_INFORMATION PROVIDED_:
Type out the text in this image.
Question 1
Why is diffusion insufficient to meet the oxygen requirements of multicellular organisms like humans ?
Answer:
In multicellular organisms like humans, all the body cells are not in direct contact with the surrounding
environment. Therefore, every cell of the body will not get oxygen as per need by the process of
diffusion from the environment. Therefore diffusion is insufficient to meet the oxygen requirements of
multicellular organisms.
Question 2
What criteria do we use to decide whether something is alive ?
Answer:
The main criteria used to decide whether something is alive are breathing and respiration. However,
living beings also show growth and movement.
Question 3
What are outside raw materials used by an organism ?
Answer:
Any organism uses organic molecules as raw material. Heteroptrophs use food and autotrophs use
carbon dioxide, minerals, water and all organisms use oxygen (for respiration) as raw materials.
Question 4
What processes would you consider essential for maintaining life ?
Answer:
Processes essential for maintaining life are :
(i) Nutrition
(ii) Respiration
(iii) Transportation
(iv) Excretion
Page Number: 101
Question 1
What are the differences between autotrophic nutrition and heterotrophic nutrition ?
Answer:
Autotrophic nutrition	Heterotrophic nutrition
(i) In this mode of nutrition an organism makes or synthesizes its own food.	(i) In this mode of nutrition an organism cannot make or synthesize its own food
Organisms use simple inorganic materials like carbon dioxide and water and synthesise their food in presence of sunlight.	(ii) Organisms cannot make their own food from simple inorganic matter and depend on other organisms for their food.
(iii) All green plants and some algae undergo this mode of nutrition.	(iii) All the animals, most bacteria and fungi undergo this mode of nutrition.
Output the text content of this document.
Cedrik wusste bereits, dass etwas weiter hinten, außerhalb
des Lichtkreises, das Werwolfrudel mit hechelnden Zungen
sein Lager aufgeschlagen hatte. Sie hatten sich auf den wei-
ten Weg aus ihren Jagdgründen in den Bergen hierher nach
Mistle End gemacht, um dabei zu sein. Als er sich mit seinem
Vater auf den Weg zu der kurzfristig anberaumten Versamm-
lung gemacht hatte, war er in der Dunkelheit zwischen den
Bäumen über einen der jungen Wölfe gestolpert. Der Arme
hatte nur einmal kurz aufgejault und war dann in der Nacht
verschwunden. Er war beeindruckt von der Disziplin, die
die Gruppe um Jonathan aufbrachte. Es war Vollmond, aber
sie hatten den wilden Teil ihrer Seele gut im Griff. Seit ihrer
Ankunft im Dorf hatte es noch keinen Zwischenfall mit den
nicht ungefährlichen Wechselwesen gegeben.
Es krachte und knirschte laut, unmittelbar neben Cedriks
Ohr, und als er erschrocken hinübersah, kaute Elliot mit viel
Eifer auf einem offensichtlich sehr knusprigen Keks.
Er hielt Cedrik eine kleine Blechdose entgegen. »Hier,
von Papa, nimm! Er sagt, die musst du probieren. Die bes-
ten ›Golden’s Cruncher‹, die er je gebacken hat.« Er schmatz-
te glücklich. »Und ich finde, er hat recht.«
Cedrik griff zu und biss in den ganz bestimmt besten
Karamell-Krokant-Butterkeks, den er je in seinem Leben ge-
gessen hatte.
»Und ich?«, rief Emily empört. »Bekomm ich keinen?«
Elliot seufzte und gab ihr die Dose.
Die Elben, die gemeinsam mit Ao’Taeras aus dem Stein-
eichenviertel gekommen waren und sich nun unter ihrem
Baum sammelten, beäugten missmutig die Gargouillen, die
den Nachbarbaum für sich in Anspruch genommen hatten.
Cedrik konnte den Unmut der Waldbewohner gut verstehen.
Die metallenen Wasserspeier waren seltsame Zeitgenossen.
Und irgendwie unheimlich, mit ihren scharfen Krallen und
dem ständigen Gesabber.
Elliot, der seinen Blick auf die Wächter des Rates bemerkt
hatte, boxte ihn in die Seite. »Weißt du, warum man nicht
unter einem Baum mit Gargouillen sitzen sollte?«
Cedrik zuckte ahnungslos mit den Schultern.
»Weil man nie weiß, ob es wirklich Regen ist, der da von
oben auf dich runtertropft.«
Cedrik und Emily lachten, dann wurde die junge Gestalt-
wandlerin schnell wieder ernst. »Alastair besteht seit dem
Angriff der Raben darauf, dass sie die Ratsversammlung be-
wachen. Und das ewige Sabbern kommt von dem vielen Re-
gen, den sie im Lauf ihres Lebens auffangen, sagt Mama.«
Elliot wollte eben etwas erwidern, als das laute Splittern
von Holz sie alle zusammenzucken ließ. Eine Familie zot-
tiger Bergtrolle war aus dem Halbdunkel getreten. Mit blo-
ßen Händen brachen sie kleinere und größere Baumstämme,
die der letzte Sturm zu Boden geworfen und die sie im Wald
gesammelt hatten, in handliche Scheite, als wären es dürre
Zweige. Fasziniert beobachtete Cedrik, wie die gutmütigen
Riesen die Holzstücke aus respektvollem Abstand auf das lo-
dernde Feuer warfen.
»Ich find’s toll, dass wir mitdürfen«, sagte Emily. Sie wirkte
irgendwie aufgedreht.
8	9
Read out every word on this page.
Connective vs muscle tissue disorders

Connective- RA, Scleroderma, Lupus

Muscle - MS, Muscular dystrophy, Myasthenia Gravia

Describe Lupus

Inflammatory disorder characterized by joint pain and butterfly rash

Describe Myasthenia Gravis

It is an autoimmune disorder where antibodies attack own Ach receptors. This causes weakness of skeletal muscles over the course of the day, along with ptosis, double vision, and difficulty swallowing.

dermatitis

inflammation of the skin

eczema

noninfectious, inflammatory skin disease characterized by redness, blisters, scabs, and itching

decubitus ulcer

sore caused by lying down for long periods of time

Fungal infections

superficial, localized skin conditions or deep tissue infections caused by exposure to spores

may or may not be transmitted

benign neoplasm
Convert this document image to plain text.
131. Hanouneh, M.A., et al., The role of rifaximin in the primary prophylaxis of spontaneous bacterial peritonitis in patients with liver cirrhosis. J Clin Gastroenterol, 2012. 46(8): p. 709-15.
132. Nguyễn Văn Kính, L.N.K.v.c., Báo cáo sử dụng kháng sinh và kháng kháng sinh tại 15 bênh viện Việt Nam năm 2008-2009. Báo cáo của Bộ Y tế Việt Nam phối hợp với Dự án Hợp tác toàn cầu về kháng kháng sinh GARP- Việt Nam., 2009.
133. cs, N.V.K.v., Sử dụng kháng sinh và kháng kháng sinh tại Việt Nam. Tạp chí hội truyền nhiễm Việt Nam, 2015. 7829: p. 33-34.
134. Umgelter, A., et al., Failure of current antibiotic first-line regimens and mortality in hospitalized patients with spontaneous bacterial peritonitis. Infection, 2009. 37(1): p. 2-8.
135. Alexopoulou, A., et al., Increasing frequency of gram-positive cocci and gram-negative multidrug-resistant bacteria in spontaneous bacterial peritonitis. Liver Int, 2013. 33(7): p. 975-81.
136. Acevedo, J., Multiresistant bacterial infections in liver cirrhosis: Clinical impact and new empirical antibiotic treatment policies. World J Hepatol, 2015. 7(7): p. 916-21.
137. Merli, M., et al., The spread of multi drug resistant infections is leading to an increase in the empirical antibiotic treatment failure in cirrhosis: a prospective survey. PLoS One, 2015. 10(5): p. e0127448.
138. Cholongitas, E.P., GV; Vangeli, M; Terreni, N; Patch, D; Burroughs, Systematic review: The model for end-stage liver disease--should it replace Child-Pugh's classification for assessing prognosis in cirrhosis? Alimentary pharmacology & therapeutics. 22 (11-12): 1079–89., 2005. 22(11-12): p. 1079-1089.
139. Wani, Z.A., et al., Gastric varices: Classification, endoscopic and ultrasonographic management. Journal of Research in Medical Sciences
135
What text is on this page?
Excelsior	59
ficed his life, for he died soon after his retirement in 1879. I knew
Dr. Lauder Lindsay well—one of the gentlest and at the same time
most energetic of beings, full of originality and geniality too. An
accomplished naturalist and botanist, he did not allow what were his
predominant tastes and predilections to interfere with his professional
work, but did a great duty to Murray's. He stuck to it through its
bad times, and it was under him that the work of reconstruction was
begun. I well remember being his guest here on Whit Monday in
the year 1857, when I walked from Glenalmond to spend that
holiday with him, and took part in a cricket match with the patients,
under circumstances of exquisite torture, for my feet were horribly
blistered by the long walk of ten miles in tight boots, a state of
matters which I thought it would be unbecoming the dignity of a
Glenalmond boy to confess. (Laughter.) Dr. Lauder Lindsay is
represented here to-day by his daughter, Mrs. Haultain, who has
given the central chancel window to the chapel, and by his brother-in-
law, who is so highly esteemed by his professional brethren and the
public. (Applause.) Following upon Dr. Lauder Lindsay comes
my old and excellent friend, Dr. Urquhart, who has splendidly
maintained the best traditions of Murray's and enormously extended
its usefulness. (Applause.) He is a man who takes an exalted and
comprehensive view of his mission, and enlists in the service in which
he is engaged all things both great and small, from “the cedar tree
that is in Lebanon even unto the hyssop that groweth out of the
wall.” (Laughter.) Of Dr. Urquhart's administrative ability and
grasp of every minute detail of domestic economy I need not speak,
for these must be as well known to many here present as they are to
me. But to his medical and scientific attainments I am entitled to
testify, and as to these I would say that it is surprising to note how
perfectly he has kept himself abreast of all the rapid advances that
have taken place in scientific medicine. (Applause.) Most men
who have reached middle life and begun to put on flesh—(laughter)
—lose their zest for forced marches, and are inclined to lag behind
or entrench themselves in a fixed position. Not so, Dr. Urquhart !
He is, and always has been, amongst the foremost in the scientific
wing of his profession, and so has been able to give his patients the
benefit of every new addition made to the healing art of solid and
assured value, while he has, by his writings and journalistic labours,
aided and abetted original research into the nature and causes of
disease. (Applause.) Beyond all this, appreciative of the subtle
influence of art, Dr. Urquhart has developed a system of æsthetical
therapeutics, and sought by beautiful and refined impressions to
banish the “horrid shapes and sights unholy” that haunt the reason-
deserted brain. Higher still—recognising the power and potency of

_ABOUT THIS TASK_:
Filter these records, keeping every line where the word "essential" occurs.

_EXERCISE RESPONSE_:
What processes would you consider essential for maintaining life ?
Processes essential for maintaining life are :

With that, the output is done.